■ YOUR INSTRUCTIONS:
Among the lines below, list those containing the string "this".

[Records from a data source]
►
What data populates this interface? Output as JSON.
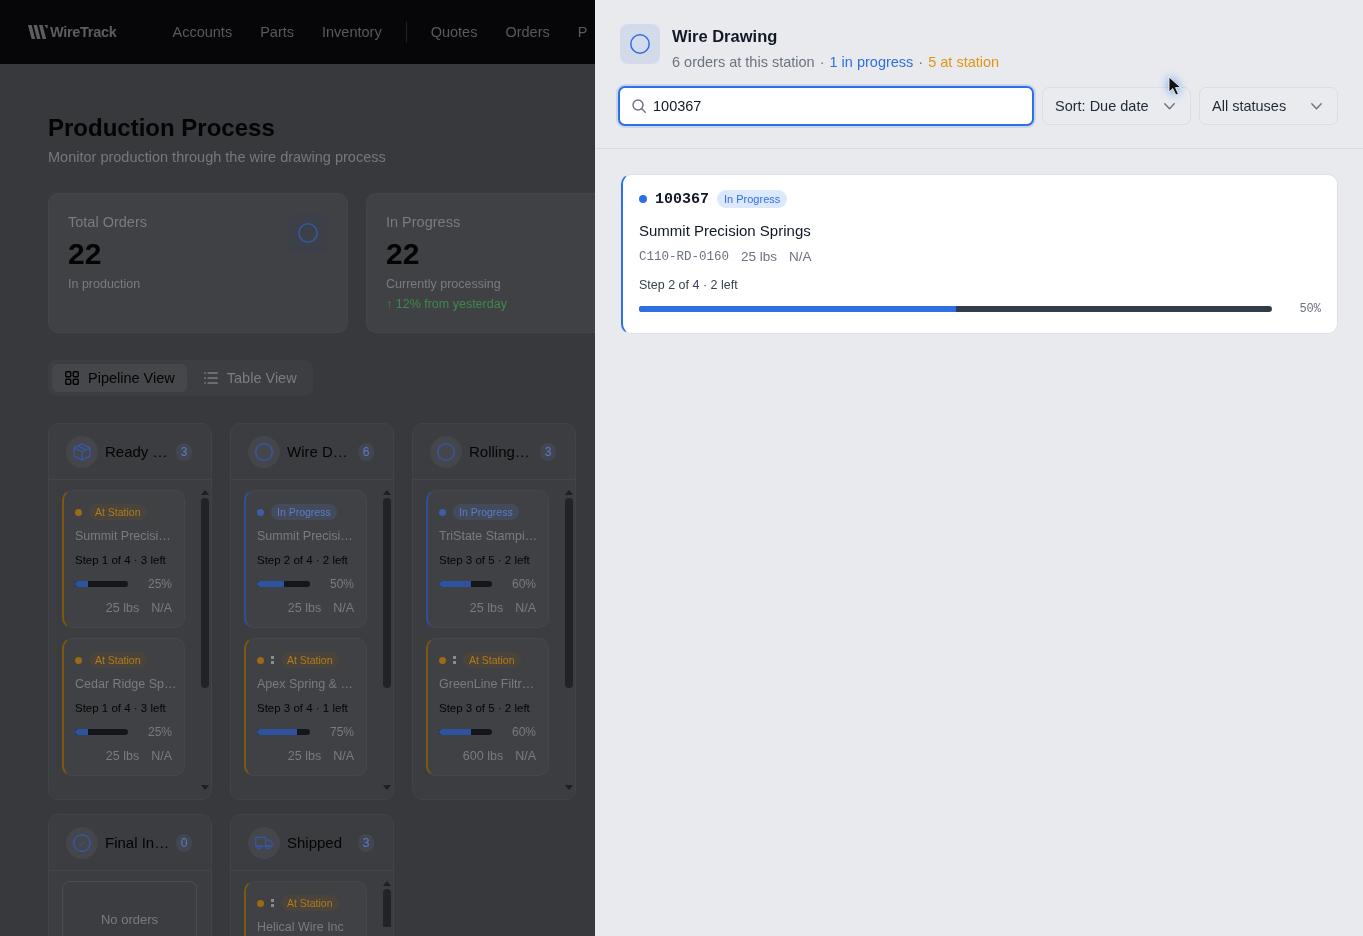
{
  "nav": {
    "logo": "WireTrack",
    "groups": [
      [
        {
          "label": "Accounts"
        },
        {
          "label": "Parts"
        },
        {
          "label": "Inventory"
        }
      ],
      [
        {
          "label": "Quotes"
        },
        {
          "label": "Orders"
        },
        {
          "label": "P"
        }
      ]
    ]
  },
  "header": {
    "title": "Production Process",
    "subtitle": "Monitor production through the wire drawing process"
  },
  "stats": [
    {
      "label": "Total Orders",
      "value": "22",
      "note": "In production"
    },
    {
      "label": "In Progress",
      "value": "22",
      "note": "Currently processing",
      "trend": "↑ 12% from yesterday"
    }
  ],
  "view_toggle": [
    {
      "label": "Pipeline View",
      "selected": true
    },
    {
      "label": "Table View",
      "selected": false
    }
  ],
  "columns": [
    {
      "title": "Ready …",
      "count": "3",
      "orders": [
        {
          "status": "At Station",
          "kind": "station",
          "mark": false,
          "name": "Summit Precisi…",
          "step": "Step 1 of 4 · 3 left",
          "level": 0.25,
          "percent": "25%",
          "weight": "25 lbs",
          "extra": "N/A"
        },
        {
          "status": "At Station",
          "kind": "station",
          "mark": false,
          "name": "Cedar Ridge Sp…",
          "step": "Step 1 of 4 · 3 left",
          "level": 0.25,
          "percent": "25%",
          "weight": "25 lbs",
          "extra": "N/A"
        }
      ]
    },
    {
      "title": "Wire D…",
      "count": "6",
      "orders": [
        {
          "status": "In Progress",
          "kind": "progress",
          "mark": false,
          "name": "Summit Precisi…",
          "step": "Step 2 of 4 · 2 left",
          "level": 0.5,
          "percent": "50%",
          "weight": "25 lbs",
          "extra": "N/A"
        },
        {
          "status": "At Station",
          "kind": "station",
          "mark": true,
          "name": "Apex Spring & …",
          "step": "Step 3 of 4 · 1 left",
          "level": 0.75,
          "percent": "75%",
          "weight": "25 lbs",
          "extra": "N/A"
        }
      ]
    },
    {
      "title": "Rolling…",
      "count": "3",
      "orders": [
        {
          "status": "In Progress",
          "kind": "progress",
          "mark": false,
          "name": "TriState Stampi…",
          "step": "Step 3 of 5 · 2 left",
          "level": 0.6,
          "percent": "60%",
          "weight": "25 lbs",
          "extra": "N/A"
        },
        {
          "status": "At Station",
          "kind": "station",
          "mark": true,
          "name": "GreenLine Filtr…",
          "step": "Step 3 of 5 · 2 left",
          "level": 0.6,
          "percent": "60%",
          "weight": "600 lbs",
          "extra": "N/A"
        }
      ]
    },
    {
      "title": "Final In…",
      "count": "0",
      "empty": "No orders"
    },
    {
      "title": "Shipped",
      "count": "3",
      "orders": [
        {
          "status": "At Station",
          "kind": "station",
          "mark": true,
          "name": "Helical Wire Inc"
        }
      ]
    }
  ],
  "panel": {
    "title": "Wire Drawing",
    "separator": "·",
    "summary": [
      {
        "text": "6 orders at this station",
        "kind": "total"
      },
      {
        "text": "1 in progress",
        "kind": "progress"
      },
      {
        "text": "5 at station",
        "kind": "station"
      }
    ],
    "search": {
      "value": "100367"
    },
    "filters": [
      {
        "label": "Sort: Due date"
      },
      {
        "label": "All statuses"
      }
    ],
    "orders": [
      {
        "number": "100367",
        "status": "In Progress",
        "kind": "progress",
        "customer": "Summit Precision Springs",
        "part": "C110-RD-0160",
        "weight": "25 lbs",
        "extra": "N/A",
        "step": "Step 2 of 4 · 2 left",
        "level": 0.5,
        "percent": "50%"
      }
    ]
  }
}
◄
■ RESULT OF THE EXERCISE:
What data populates this interface? Output as JSON.
        "text": "6 orders at this station",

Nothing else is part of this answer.